* What this task involves:
Set the listing down unchanged, minus every embedded image.

* Dataset:
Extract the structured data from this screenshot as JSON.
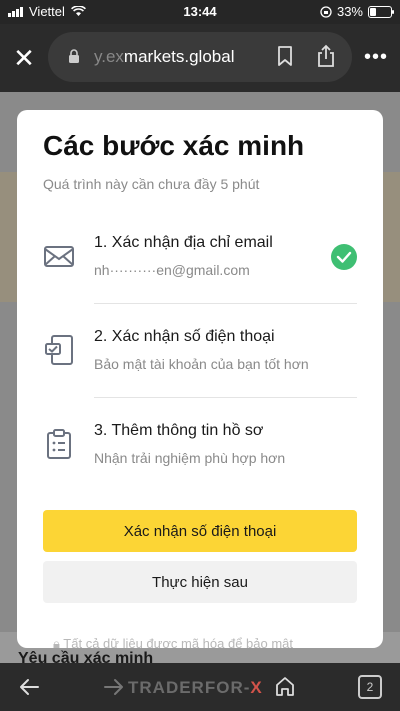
{
  "status_bar": {
    "carrier": "Viettel",
    "time": "13:44",
    "battery_percent": "33%",
    "battery_level": 0.33
  },
  "browser": {
    "url_faded": "y.ex",
    "url_main": "markets.global"
  },
  "modal": {
    "title": "Các bước xác minh",
    "subtitle": "Quá trình này cần chưa đầy 5 phút",
    "steps": [
      {
        "title": "1. Xác nhận địa chỉ email",
        "desc": "nh··········en@gmail.com",
        "icon": "envelope-icon",
        "done": true
      },
      {
        "title": "2. Xác nhận số điện thoại",
        "desc": "Bảo mật tài khoản của bạn tốt hơn",
        "icon": "phone-verify-icon",
        "done": false
      },
      {
        "title": "3. Thêm thông tin hồ sơ",
        "desc": "Nhận trải nghiệm phù hợp hơn",
        "icon": "clipboard-icon",
        "done": false
      }
    ],
    "primary_button": "Xác nhận số điện thoại",
    "secondary_button": "Thực hiện sau",
    "footer_note": "Tất cả dữ liệu được mã hóa để bảo mật"
  },
  "background_heading": "Yêu cầu xác minh",
  "bottom_bar": {
    "watermark_part1": "TRADER",
    "watermark_part2": "FOR",
    "watermark_sep": "-",
    "watermark_part3": "X",
    "tab_count": "2"
  },
  "colors": {
    "accent_yellow": "#fcd535",
    "success_green": "#3fbf73"
  }
}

* Complete output:
Extract the structured data from this screenshot as JSON.
{
  "status_bar": {
    "carrier": "Viettel",
    "time": "13:44",
    "battery_percent": "33%",
    "battery_level": 0.33
  },
  "browser": {
    "url_faded": "y.ex",
    "url_main": "markets.global"
  },
  "modal": {
    "title": "Các bước xác minh",
    "subtitle": "Quá trình này cần chưa đầy 5 phút",
    "steps": [
      {
        "title": "1. Xác nhận địa chỉ email",
        "desc": "nh··········en@gmail.com",
        "icon": "envelope-icon",
        "done": true
      },
      {
        "title": "2. Xác nhận số điện thoại",
        "desc": "Bảo mật tài khoản của bạn tốt hơn",
        "icon": "phone-verify-icon",
        "done": false
      },
      {
        "title": "3. Thêm thông tin hồ sơ",
        "desc": "Nhận trải nghiệm phù hợp hơn",
        "icon": "clipboard-icon",
        "done": false
      }
    ],
    "primary_button": "Xác nhận số điện thoại",
    "secondary_button": "Thực hiện sau",
    "footer_note": "Tất cả dữ liệu được mã hóa để bảo mật"
  },
  "background_heading": "Yêu cầu xác minh",
  "bottom_bar": {
    "watermark_part1": "TRADER",
    "watermark_part2": "FOR",
    "watermark_sep": "-",
    "watermark_part3": "X",
    "tab_count": "2"
  },
  "colors": {
    "accent_yellow": "#fcd535",
    "success_green": "#3fbf73"
  }
}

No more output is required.